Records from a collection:
--- BEGIN ---

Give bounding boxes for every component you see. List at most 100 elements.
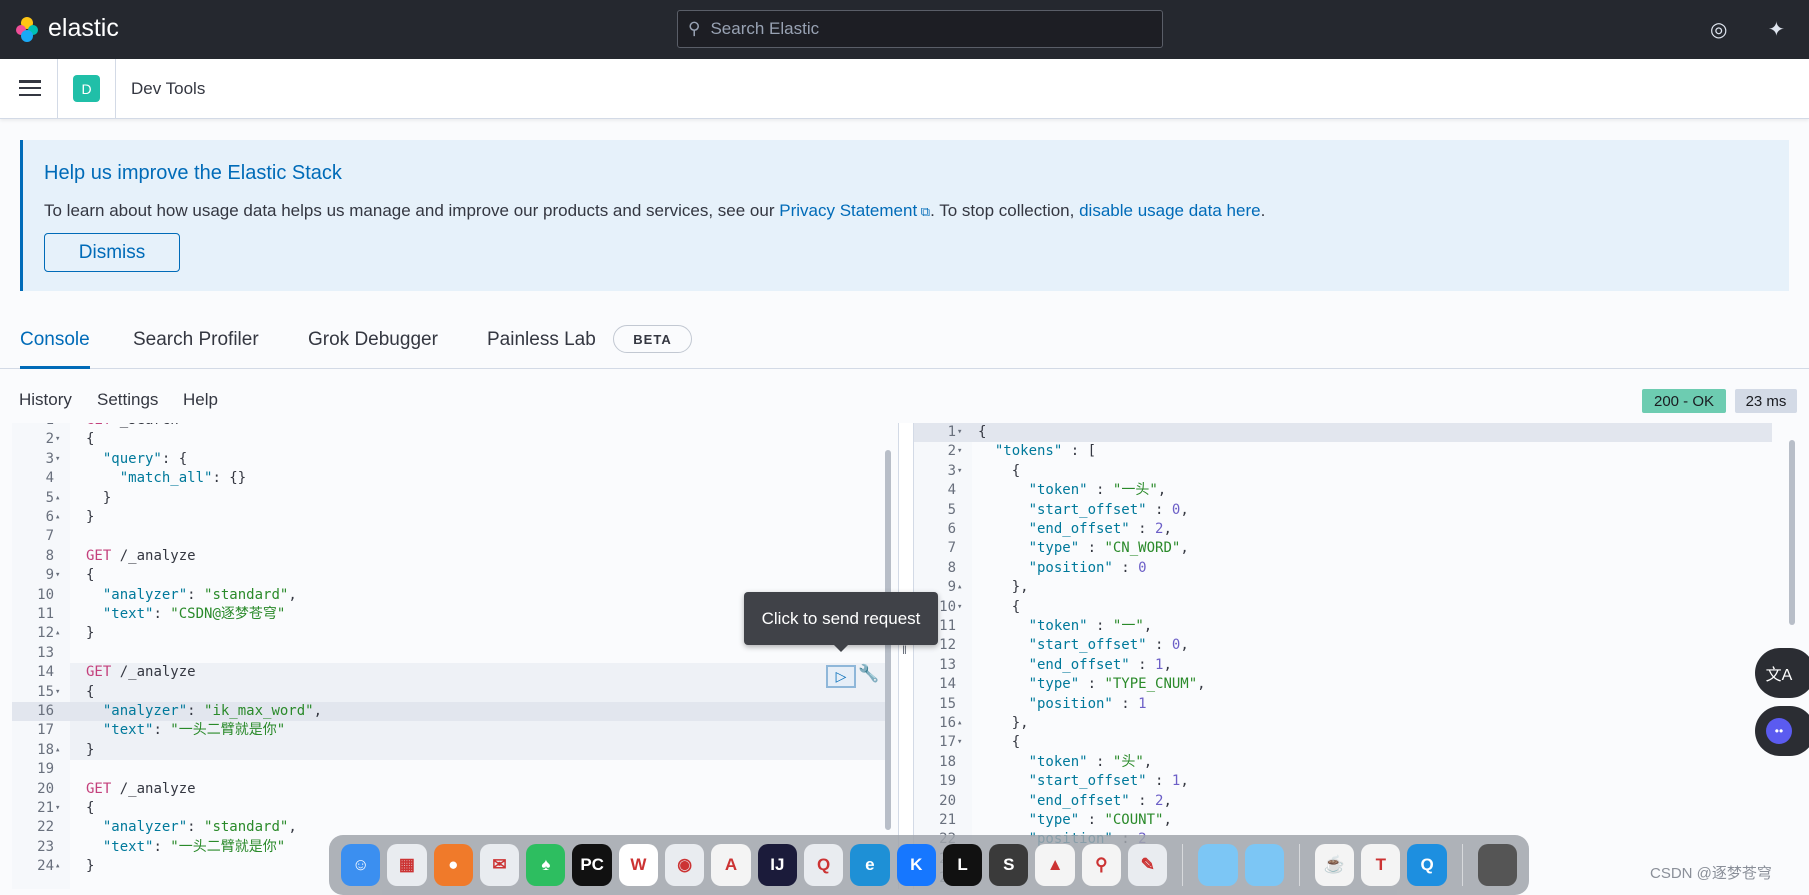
response-viewer[interactable]: 1 ▾{2 ▾ "tokens" : [3 ▾ {4 "token" : "一头", 5… [914, 423, 1783, 889]
code-line[interactable]: 2 ▾ "tokens" : [ [914, 442, 1783, 461]
code-line[interactable]: 15 ▾ { [12, 682, 898, 702]
fold-toggle-icon[interactable]: ▴ [957, 578, 962, 597]
wrench-icon[interactable]: 🔧 [858, 664, 879, 684]
fold-toggle-icon[interactable]: ▾ [957, 733, 962, 752]
code-line[interactable]: 18 ▴} [12, 740, 898, 761]
code-line[interactable]: 3 ▾ { [914, 462, 1783, 481]
translate-button[interactable]: 文A [1755, 648, 1809, 698]
code-line[interactable]: 21 "type" : "COUNT", [914, 811, 1783, 830]
code-line[interactable]: 15 "position" : 1 [914, 695, 1783, 714]
tab-search-profiler[interactable]: Search Profiler [133, 329, 259, 369]
evernote-icon[interactable]: ♠ [526, 844, 566, 886]
code-line[interactable]: 5 ▴ } [12, 489, 898, 508]
maps-icon[interactable]: ▲ [1035, 844, 1075, 886]
help-icon[interactable]: ◎ [1710, 17, 1727, 42]
sublime-icon[interactable]: S [989, 844, 1029, 886]
code-line[interactable]: 9 ▾ { [12, 566, 898, 585]
code-line[interactable]: 17 "text": "一头二臂就是你" [12, 721, 898, 741]
menu-icon[interactable] [19, 78, 41, 98]
fold-toggle-icon[interactable]: ▾ [957, 462, 962, 481]
preview-icon[interactable]: ✎ [1128, 844, 1168, 886]
tab-painless-lab[interactable]: Painless Lab [487, 329, 596, 369]
code-line[interactable]: 18 "token" : "头", [914, 753, 1783, 772]
edge-icon[interactable]: e [850, 844, 890, 886]
fold-toggle-icon[interactable]: ▾ [957, 442, 962, 461]
code-line[interactable]: 19 "start_offset" : 1, [914, 772, 1783, 791]
code-line[interactable]: 8 "position" : 0 [914, 559, 1783, 578]
fold-toggle-icon[interactable]: ▴ [55, 489, 60, 508]
send-request-button[interactable]: ▷ [826, 665, 856, 688]
fold-toggle-icon[interactable]: ▾ [957, 423, 962, 442]
fold-toggle-icon[interactable]: ▾ [55, 566, 60, 585]
code-line[interactable]: 14 GET /_analyze [12, 663, 898, 683]
launchpad-icon[interactable]: ▦ [387, 844, 427, 886]
code-line[interactable]: 9 ▴ }, [914, 578, 1783, 597]
java-icon[interactable]: ☕ [1314, 844, 1355, 886]
trash-icon[interactable] [1477, 844, 1517, 886]
response-scrollbar[interactable] [1789, 440, 1795, 625]
code-line[interactable]: 20 GET /_analyze [12, 780, 898, 799]
code-line[interactable]: 7 [12, 527, 898, 546]
finder-icon[interactable]: ☺ [341, 844, 381, 886]
privacy-statement-link[interactable]: Privacy Statement [779, 201, 917, 220]
wechat-icon[interactable]: ✉ [479, 844, 520, 886]
code-line[interactable]: 12 "start_offset" : 0, [914, 636, 1783, 655]
fold-toggle-icon[interactable]: ▴ [957, 714, 962, 733]
folder-icon[interactable] [1198, 844, 1238, 886]
space-avatar[interactable]: D [73, 75, 100, 102]
code-line[interactable]: 13 "end_offset" : 1, [914, 656, 1783, 675]
text-edit-icon[interactable]: T [1361, 844, 1401, 886]
elastic-logo[interactable]: elastic [14, 14, 119, 43]
fold-toggle-icon[interactable]: ▾ [55, 683, 60, 702]
fold-toggle-icon[interactable]: ▴ [55, 741, 60, 760]
search-icon[interactable]: ⚲ [1081, 844, 1122, 886]
code-line[interactable]: 20 "end_offset" : 2, [914, 792, 1783, 811]
qq-icon[interactable]: Q [803, 844, 844, 886]
fold-toggle-icon[interactable]: ▾ [55, 450, 60, 469]
assistant-button[interactable]: •• [1755, 706, 1809, 756]
tab-console[interactable]: Console [20, 329, 90, 369]
code-line[interactable]: 11 "token" : "一", [914, 617, 1783, 636]
code-line[interactable]: 7 "type" : "CN_WORD", [914, 539, 1783, 558]
code-line[interactable]: 14 "type" : "TYPE_CNUM", [914, 675, 1783, 694]
code-line[interactable]: 1 ▾ { [914, 423, 1783, 443]
intellij-icon[interactable]: IJ [757, 844, 797, 886]
fold-toggle-icon[interactable]: ▴ [55, 508, 60, 527]
code-line[interactable]: 1 GET _search [12, 423, 898, 430]
dismiss-button[interactable]: Dismiss [44, 233, 180, 272]
code-line[interactable]: 5 "start_offset" : 0, [914, 501, 1783, 520]
chrome-icon[interactable]: ◉ [665, 844, 705, 886]
firefox-icon[interactable]: ● [433, 844, 473, 886]
code-line[interactable]: 4 "token" : "一头", [914, 481, 1783, 500]
search-input[interactable]: ⚲ Search Elastic [677, 10, 1163, 48]
folder-icon[interactable] [1244, 844, 1284, 886]
code-line[interactable]: 6 ▴} [12, 508, 898, 527]
code-line[interactable]: 10 ▾ { [914, 598, 1783, 617]
fold-toggle-icon[interactable]: ▴ [55, 857, 60, 876]
code-line[interactable]: 13 [12, 644, 898, 663]
fold-toggle-icon[interactable]: ▴ [55, 624, 60, 643]
code-line[interactable]: 2 ▾ { [12, 430, 898, 449]
code-line[interactable]: 21 ▾ { [12, 799, 898, 818]
newsfeed-icon[interactable]: ✦ [1768, 17, 1785, 42]
pycharm-icon[interactable]: PC [572, 844, 612, 886]
code-line[interactable]: 19 [12, 760, 898, 779]
code-line[interactable]: 17 ▾ { [914, 733, 1783, 752]
code-line[interactable]: 3 ▾ "query": { [12, 450, 898, 469]
fold-toggle-icon[interactable]: ▾ [55, 799, 60, 818]
settings-link[interactable]: Settings [97, 390, 158, 410]
tab-grok-debugger[interactable]: Grok Debugger [308, 329, 438, 369]
pane-resizer[interactable]: ‖ [898, 423, 914, 889]
typora-icon[interactable]: A [711, 844, 751, 886]
lark-icon[interactable]: L [942, 844, 983, 886]
code-line[interactable]: 8 GET /_analyze [12, 547, 898, 566]
history-link[interactable]: History [19, 390, 72, 410]
kuaidi-icon[interactable]: K [896, 844, 936, 886]
code-line[interactable]: 6 "end_offset" : 2, [914, 520, 1783, 539]
wps-icon[interactable]: W [618, 844, 659, 886]
code-line[interactable]: 16 "analyzer": "ik_max_word", [12, 702, 898, 722]
disable-usage-link[interactable]: disable usage data here [1079, 201, 1260, 220]
help-link[interactable]: Help [183, 390, 218, 410]
fold-toggle-icon[interactable]: ▾ [55, 430, 60, 449]
quicktime-icon[interactable]: Q [1407, 844, 1447, 886]
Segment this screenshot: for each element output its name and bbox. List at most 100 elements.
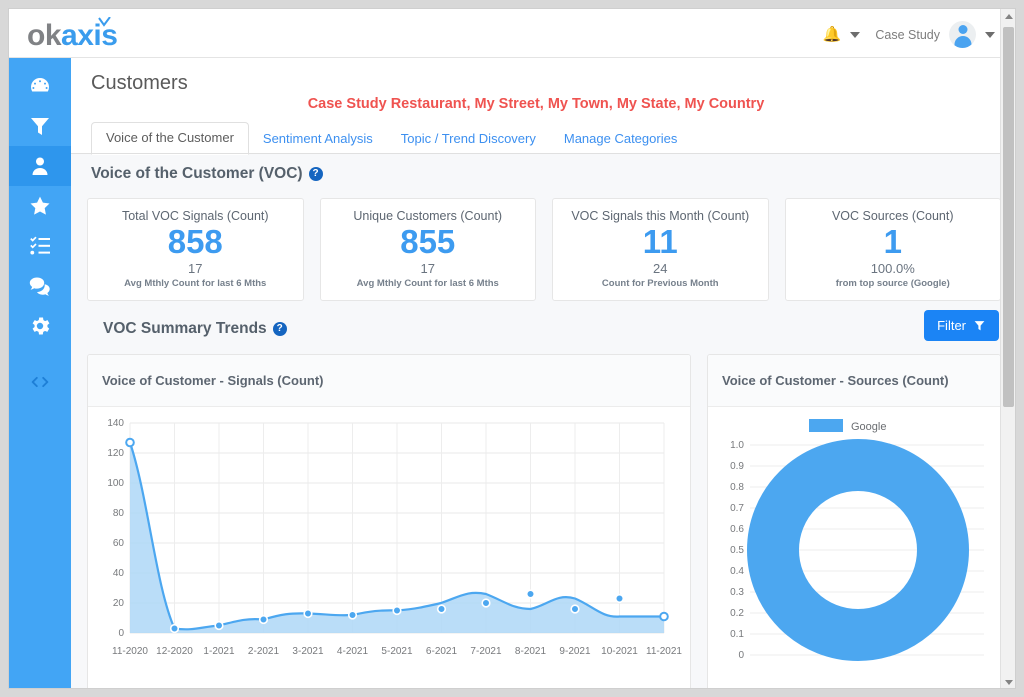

--- END ---

■ Work to be completed ■
Copy the data above word for word, starting at the line that contains "423, 1783, 889]" and ending after the line that contains "wrench-icon[interactable]: 🔧 [858, 664, 879, 684]".

■ Finished answer ■
response-viewer[interactable]: 1 ▾{2 ▾ "tokens" : [3 ▾ {4 "token" : "一头", 5… [914, 423, 1783, 889]
code-line[interactable]: 2 ▾ "tokens" : [ [914, 442, 1783, 461]
code-line[interactable]: 15 ▾ { [12, 682, 898, 702]
fold-toggle-icon[interactable]: ▴ [957, 578, 962, 597]
wrench-icon[interactable]: 🔧 [858, 664, 879, 684]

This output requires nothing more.